## [Source text]
──────────────────────────────
2

I'm posting to see if anyone has a solution or can provide some guidance on modelling some data in order to be used in azure search.

The problem domain

I am currently using DocumentDB to model some data which I would like to search. My document, which I shall call "Entity A" at the moment looks something like:

{
 _id,                          //key - Guid
 name,                         //searchable - String
 description,                  //searchable - String
 tags: [ "T1", "T2", ...]      //facet - Collection(String)
 locations: [
   {
      coordinate,              //filter - GeoLocation (lat & long)
      startDateTime,           //filter - DateTimeOffset
      endDateTime              //filter - DateTimeOffset
   },
   ...
  ]
 ...
},
...

Relationships: tags 0...n Entity A & locations 0...n Entity A

Flattening Entity A and setting up a simple index and query for name, description and facet for tags is fine and working great.

The problem lies in trying to add locations to index. Effectively what I want to search (in natural language) is: For a given term, find all the Entity As near a coordinate that overlap with x start date and y end date

From what I can find online - flattening the locations will only work if they become strings.

https://blogs.msdn.microsoft.com/kaevans/2015/03/09/indexing-documentdb-with-azure-seach/ https://learn.microsoft.com/en-us/azure/search/search-howto-index-json-blobs

This seems to lose the power of being able to perform geodistance, and date range queries.

Current Thoughts

Split the Entity A document into two collections

The new Entity A document:

   {
     _id,                          //key - Guid
     name,                         //searchable - String
     description,                  //searchable - String
     tags: [ "T1", "T2", ...]      //facet - Collection(String)
     ...
    },

and multiple location entities

{
  _id,
  documentId,                     //relates to Document._id
  coordinate,
  startDate,
  endDate
}

Questions:

Is it better to have two indices - one for the new Entity A and one for the locations and then join the results?

I think this is the Multitenant Search https://learn.microsoft.com/en-us/azure/search/search-modeling-multitenant-saas-applications

Does anyone know of an examples that implement this?
──────────────────────────────
## [Information given]

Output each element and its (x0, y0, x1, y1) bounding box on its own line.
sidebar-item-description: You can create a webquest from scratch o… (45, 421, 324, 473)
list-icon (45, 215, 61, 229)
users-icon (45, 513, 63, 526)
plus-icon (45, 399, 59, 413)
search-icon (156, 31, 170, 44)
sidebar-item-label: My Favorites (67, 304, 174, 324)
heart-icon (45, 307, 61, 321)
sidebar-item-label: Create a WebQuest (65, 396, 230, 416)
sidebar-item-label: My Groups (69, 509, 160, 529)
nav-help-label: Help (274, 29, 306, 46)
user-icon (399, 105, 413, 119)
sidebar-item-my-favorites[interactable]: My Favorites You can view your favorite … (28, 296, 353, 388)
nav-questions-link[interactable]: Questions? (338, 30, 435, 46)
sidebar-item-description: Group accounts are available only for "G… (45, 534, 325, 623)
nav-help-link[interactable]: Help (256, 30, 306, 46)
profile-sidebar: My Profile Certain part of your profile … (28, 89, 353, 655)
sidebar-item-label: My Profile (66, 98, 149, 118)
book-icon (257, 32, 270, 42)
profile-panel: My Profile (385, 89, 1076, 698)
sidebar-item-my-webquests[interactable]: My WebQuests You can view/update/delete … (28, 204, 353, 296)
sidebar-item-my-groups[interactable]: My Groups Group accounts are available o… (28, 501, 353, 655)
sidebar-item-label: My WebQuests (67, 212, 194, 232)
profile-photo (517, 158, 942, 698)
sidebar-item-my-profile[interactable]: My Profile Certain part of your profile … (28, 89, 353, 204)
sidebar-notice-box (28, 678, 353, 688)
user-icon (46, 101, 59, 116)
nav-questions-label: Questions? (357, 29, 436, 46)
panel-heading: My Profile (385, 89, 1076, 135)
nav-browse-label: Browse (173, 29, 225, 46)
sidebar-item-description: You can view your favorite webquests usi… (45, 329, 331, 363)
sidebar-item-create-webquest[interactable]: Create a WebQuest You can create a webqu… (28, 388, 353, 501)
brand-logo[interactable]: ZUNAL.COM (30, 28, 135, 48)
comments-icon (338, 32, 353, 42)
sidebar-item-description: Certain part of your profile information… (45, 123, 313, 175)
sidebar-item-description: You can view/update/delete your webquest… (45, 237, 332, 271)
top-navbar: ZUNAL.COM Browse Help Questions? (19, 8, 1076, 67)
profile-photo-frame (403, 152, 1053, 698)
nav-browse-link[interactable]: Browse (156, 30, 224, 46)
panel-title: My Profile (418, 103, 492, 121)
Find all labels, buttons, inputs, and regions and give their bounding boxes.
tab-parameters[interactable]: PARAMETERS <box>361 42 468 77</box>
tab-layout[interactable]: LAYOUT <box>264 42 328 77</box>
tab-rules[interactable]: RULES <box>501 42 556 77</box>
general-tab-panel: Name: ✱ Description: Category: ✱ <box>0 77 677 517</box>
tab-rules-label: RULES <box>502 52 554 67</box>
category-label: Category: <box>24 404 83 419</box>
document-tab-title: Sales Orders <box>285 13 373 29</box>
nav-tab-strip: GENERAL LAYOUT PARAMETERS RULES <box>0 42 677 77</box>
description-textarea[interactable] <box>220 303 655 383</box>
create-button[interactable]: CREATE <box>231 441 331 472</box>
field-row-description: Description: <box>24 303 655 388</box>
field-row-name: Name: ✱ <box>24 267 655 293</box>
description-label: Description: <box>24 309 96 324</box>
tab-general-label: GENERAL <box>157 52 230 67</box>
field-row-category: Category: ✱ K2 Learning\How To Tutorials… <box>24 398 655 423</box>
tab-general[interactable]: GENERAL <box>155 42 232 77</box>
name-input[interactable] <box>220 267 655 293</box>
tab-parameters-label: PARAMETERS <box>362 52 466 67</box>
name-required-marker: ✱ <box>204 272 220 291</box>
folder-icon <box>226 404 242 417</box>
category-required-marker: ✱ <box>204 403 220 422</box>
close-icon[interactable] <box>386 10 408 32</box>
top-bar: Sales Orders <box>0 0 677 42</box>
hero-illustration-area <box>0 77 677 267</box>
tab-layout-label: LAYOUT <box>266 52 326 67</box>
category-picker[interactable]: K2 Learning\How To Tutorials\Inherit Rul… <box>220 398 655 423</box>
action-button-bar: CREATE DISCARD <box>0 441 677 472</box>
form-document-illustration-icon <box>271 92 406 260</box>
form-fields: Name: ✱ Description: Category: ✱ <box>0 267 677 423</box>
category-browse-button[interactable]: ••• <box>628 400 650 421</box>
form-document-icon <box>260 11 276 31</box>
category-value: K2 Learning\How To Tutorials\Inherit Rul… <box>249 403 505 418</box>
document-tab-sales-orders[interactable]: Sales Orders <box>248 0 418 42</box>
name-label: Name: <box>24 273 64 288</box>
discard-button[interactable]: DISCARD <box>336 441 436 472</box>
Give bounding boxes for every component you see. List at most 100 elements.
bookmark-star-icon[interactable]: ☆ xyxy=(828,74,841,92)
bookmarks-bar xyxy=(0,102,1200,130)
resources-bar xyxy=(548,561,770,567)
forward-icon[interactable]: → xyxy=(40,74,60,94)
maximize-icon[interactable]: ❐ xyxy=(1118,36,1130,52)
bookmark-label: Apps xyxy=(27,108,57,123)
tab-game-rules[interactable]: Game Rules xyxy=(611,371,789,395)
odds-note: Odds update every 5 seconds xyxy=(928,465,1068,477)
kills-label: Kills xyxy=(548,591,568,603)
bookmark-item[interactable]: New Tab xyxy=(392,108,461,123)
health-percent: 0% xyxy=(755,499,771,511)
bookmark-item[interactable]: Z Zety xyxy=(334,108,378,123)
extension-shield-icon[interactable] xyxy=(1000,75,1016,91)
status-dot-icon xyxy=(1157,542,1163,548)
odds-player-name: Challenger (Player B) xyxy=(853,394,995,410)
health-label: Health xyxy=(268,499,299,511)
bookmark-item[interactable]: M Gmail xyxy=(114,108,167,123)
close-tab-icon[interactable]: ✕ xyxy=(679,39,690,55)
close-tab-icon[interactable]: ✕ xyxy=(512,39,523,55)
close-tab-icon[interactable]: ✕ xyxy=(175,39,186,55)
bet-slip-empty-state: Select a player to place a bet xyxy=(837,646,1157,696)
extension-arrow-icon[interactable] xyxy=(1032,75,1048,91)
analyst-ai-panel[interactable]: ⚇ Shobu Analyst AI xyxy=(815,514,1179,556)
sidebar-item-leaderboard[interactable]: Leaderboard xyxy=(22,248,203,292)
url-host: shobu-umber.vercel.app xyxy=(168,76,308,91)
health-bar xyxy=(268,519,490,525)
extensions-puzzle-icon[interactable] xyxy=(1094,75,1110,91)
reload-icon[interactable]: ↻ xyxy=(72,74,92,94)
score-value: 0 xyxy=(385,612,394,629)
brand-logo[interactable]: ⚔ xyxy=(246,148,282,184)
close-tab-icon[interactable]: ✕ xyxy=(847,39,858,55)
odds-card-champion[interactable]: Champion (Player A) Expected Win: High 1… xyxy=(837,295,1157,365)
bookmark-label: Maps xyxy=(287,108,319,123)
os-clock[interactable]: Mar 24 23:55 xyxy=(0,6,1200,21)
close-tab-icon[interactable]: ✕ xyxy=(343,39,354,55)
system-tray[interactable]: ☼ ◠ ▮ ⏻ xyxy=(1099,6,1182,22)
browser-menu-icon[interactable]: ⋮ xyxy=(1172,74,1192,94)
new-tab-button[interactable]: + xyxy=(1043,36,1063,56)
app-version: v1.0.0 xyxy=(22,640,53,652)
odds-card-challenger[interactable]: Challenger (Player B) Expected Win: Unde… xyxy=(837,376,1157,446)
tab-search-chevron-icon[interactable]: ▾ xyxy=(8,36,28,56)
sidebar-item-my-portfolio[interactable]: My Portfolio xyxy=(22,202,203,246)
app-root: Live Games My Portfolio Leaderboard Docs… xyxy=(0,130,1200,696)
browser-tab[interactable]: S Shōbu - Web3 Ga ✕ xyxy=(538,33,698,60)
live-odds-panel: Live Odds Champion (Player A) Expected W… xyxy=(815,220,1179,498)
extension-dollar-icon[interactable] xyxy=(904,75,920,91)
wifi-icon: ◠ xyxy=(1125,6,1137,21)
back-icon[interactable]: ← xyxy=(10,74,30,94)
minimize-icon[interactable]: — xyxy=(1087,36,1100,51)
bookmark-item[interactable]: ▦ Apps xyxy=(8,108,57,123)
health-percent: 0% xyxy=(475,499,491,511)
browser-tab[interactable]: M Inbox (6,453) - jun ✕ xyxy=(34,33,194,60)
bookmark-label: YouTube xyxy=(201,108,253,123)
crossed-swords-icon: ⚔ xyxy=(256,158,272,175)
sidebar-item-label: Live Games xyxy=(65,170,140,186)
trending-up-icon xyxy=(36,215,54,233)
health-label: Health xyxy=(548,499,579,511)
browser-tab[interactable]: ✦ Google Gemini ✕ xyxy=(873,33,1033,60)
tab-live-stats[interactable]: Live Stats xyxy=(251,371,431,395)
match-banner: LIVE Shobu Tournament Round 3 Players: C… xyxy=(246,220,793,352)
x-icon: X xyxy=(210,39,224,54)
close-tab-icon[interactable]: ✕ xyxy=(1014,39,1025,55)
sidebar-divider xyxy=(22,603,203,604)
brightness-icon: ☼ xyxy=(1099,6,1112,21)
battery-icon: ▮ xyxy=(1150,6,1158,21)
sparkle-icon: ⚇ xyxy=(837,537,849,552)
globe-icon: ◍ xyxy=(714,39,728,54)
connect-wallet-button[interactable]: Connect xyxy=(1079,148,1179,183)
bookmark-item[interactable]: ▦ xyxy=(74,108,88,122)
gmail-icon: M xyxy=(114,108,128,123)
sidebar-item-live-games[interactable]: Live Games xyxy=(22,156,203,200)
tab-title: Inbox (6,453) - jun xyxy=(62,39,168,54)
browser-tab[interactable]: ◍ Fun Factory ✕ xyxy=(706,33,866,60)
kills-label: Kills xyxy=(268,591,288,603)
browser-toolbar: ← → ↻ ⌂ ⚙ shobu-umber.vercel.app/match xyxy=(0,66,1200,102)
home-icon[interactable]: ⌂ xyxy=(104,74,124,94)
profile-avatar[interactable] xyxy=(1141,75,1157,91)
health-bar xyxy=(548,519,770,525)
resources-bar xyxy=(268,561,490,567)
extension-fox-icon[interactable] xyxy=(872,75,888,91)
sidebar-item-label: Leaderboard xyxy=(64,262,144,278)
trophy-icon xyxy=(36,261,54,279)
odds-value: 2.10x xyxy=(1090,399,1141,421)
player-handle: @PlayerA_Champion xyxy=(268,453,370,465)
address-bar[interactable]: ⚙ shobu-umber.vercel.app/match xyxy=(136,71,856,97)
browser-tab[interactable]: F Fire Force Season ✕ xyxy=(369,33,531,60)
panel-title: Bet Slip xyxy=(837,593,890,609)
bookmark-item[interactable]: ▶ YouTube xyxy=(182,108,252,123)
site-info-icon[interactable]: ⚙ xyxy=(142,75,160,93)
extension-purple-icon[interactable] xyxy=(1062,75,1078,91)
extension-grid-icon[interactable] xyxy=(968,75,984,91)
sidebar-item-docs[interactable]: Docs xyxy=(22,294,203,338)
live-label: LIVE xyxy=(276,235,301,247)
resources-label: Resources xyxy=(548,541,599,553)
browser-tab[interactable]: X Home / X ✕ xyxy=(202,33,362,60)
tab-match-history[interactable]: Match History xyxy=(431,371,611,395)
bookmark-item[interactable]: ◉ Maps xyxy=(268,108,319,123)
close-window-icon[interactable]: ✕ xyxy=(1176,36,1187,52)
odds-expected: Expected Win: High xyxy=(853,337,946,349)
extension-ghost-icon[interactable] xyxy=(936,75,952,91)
──────────────────────────────
## [Requirement 1]
Convert the rows, from the first one through the line holding "user-icon (399, 105, 413, 119)" inclusive, into a JSON list of strings with one string per line.
## [Requirement 2]
Carry on the post about modeling DocumentDB data for Azure Search from its last sentence.
The post about modeling DocumentDB data for Azure Search and the rows have no connection to each other.

## [Exercise response 1]
[
  "Output each element and its (x0, y0, x1, y1) bounding box on its own line.",
  "sidebar-item-description: You can create a webquest from scratch o… (45, 421, 324, 473)",
  "list-icon (45, 215, 61, 229)",
  "users-icon (45, 513, 63, 526)",
  "plus-icon (45, 399, 59, 413)",
  "search-icon (156, 31, 170, 44)",
  "sidebar-item-label: My Favorites (67, 304, 174, 324)",
  "heart-icon (45, 307, 61, 321)",
  "sidebar-item-label: Create a WebQuest (65, 396, 230, 416)",
  "sidebar-item-label: My Groups (69, 509, 160, 529)",
  "nav-help-label: Help (274, 29, 306, 46)",
  "user-icon (399, 105, 413, 119)"
]

## [Exercise response 2]
Pros

  • Think it will work

Cons

  • Would require two search hits for each query and then merging the results (this may or may not be ideal).

OR

Is is better to fully "invert" the Entity A and location entities, ie something like

{
  _id,
  documentDBId,                     //relates to Document._id
  coordinate,
  startDate,
  endDate,
  name,
  description,
  tags: []
  ...
}

Pros

  • Pretty flat already so should be easy to index and query
  • One search hit and no merging

Cons

  • For name, description, tags, etc it would required multiple updates if these changed.
  • Would get multiple results for the same "Entity A" if the date spanned multiple start and end dates

OR

Is there another option?

Thanks and I'm happy to clarify if needed

1 Answers1

0

I'd lean towards your second fully flattened or inverted option

{
  _id,
  documentDBId,                     //relates to Document._id
  coordinate,
  startDate,
  endDate,
  name,
  description,
  tags: []
  ...
}

My main argument for this is paging. If you have two searches and you want to return 10 results on a page, how many results do you ask each search for, and more importantly, where do you start your search for page 2?

There are also issues of ranking your results too, but those are more manageable than paging.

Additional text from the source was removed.